YOUR OBJECTIVE: Report every line from the material that contains the word "this".
• • • •
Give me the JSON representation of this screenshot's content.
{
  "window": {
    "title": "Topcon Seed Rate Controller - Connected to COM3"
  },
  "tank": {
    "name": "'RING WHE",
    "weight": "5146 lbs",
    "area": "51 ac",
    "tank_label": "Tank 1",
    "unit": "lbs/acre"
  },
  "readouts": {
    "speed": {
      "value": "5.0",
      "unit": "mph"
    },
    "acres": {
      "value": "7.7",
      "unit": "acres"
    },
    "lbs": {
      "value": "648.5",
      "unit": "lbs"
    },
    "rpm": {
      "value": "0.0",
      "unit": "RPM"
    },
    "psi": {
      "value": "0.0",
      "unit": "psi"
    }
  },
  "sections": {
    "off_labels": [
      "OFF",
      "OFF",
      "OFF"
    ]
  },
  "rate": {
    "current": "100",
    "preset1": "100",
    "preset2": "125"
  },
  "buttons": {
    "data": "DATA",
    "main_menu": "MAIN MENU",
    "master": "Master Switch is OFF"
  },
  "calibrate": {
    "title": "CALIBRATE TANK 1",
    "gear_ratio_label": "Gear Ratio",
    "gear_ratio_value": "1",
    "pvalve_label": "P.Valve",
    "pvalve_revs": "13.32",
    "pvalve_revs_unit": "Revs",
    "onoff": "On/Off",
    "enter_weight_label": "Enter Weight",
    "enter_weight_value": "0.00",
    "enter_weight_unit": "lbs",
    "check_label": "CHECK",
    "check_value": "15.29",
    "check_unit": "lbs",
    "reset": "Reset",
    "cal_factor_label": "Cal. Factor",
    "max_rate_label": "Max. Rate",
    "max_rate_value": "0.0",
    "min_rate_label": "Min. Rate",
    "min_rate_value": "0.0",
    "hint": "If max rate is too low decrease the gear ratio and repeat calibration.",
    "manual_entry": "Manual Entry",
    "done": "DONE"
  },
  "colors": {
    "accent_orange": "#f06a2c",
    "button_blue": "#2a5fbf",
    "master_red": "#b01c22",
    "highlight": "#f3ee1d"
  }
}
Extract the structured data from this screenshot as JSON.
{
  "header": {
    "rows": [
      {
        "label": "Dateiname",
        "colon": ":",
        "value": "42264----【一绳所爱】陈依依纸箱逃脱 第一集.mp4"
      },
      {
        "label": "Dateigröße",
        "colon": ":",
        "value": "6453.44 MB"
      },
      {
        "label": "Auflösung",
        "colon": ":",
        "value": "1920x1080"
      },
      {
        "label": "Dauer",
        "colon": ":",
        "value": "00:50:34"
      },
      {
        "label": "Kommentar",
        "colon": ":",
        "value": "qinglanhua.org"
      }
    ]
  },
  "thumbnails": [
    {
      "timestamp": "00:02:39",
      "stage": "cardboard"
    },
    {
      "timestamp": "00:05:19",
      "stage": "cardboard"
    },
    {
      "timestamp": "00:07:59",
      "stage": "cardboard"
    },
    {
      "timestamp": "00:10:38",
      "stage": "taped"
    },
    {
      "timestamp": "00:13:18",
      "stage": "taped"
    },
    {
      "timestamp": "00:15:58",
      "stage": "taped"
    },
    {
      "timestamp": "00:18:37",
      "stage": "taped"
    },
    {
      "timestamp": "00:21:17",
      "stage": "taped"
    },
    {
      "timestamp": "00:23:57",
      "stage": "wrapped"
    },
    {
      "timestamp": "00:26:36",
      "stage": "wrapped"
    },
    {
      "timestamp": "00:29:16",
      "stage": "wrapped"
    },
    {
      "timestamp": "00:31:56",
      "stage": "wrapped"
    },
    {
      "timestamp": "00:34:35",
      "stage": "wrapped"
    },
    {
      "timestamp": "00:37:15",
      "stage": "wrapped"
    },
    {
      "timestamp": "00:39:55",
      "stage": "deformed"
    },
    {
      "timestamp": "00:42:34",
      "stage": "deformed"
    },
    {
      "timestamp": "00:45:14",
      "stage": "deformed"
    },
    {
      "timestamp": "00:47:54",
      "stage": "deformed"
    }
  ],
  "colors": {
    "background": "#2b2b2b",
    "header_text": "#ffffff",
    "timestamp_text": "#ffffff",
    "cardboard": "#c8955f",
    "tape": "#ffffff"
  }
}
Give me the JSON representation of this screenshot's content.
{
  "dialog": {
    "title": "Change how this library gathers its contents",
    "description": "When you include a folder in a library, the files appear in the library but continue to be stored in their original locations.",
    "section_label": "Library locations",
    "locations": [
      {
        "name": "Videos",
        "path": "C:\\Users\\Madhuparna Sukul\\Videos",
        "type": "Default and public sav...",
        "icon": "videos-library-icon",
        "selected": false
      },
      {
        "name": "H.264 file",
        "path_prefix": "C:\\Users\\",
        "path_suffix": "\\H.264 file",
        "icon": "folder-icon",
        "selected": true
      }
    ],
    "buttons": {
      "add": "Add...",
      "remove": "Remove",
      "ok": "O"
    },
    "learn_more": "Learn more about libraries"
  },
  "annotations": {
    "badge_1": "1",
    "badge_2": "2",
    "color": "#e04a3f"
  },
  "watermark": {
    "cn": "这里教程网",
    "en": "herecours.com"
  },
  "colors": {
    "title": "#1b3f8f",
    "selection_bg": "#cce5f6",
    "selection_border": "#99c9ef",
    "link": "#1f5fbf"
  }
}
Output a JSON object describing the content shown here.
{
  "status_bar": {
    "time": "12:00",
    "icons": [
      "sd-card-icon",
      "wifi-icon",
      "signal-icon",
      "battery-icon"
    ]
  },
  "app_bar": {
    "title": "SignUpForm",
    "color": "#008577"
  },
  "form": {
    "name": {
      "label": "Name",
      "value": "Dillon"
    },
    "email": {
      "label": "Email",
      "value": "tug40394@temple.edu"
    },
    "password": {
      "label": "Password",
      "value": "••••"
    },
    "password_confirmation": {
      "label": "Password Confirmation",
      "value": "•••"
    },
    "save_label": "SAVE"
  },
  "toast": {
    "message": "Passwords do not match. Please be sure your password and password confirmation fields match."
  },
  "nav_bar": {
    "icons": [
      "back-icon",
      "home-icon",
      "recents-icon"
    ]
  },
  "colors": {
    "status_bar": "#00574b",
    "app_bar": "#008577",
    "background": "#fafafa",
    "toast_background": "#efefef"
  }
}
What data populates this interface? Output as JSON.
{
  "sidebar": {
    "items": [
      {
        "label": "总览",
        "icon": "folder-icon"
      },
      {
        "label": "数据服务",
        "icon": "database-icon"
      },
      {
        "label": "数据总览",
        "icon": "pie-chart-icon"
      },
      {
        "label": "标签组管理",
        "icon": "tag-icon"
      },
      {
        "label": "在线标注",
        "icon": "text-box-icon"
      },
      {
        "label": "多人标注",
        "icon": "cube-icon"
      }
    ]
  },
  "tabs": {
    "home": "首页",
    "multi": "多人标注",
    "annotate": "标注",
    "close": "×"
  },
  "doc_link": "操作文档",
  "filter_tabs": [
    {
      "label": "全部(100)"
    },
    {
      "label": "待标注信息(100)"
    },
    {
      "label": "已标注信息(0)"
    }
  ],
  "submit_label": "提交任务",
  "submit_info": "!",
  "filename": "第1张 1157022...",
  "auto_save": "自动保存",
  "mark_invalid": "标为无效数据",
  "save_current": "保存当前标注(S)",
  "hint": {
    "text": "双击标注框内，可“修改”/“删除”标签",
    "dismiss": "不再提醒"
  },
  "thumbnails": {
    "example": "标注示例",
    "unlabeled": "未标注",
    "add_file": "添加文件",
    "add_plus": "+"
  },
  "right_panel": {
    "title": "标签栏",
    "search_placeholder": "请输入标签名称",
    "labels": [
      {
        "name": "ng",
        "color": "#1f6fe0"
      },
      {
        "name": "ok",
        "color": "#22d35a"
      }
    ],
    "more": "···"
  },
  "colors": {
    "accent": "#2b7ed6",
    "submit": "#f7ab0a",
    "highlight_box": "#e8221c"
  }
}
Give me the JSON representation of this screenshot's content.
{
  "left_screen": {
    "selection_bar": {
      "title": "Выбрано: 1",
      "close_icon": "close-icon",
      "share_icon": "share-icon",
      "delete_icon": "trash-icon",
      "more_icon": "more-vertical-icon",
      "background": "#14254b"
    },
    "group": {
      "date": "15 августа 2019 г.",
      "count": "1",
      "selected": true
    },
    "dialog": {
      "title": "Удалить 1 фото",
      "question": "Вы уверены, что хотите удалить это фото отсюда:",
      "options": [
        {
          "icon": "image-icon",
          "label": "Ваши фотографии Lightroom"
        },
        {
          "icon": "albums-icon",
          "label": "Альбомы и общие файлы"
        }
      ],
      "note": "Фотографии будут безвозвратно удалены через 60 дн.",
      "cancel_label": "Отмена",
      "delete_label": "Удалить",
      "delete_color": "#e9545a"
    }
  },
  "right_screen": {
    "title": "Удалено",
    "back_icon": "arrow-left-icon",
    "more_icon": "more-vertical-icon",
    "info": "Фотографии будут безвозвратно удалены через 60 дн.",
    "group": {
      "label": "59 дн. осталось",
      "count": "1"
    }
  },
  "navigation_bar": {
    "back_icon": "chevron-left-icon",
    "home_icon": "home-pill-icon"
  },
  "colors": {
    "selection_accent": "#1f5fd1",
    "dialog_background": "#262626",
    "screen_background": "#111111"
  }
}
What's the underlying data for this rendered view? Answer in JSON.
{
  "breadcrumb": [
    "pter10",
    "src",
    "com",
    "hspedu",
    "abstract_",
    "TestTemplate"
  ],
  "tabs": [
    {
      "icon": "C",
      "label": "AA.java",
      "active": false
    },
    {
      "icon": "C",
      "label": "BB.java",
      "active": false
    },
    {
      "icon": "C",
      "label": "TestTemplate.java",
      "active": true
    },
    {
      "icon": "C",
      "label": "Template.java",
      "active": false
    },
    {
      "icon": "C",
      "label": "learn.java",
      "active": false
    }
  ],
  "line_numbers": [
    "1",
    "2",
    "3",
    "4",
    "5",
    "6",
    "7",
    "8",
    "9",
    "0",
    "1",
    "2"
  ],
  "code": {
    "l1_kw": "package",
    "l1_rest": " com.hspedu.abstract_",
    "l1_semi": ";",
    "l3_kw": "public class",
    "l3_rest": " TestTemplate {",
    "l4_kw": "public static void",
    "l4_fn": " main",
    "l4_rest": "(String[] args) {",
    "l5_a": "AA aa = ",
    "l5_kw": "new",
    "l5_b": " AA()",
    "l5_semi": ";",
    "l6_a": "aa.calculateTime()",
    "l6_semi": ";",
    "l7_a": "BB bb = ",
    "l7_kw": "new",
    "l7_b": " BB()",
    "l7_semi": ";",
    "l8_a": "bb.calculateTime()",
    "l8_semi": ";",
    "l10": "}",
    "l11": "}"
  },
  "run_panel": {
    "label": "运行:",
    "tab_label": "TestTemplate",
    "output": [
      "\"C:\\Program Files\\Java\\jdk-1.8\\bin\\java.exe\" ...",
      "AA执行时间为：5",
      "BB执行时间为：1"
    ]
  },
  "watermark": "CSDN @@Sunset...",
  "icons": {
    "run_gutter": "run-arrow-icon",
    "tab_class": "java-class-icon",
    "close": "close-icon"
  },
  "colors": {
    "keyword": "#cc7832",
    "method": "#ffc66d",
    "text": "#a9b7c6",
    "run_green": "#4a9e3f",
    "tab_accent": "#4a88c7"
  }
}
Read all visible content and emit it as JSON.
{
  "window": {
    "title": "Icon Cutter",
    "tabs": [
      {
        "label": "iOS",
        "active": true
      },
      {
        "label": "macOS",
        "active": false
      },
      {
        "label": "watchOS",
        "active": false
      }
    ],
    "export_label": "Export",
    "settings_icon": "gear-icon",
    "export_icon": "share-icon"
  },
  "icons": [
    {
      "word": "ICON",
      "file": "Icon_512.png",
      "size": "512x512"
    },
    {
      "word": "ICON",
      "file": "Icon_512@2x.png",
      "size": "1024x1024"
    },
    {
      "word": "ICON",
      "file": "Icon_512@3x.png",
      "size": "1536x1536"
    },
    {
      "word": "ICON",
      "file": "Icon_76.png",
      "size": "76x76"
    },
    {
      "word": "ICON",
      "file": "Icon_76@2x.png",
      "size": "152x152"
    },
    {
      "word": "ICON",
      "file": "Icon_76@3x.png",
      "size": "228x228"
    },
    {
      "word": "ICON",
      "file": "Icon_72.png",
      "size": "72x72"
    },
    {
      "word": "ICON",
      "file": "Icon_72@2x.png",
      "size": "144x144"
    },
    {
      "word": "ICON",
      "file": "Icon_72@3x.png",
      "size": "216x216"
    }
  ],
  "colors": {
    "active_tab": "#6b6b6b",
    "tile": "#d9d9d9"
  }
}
• • • •
SOLUTION:
Give me the JSON representation of this screenshot's content.
Extract the structured data from this screenshot as JSON.
Give me the JSON representation of this screenshot's content.
    "title": "Change how this library gathers its contents",
What data populates this interface? Output as JSON.
Give me the JSON representation of this screenshot's content.
What's the underlying data for this rendered view? Answer in JSON.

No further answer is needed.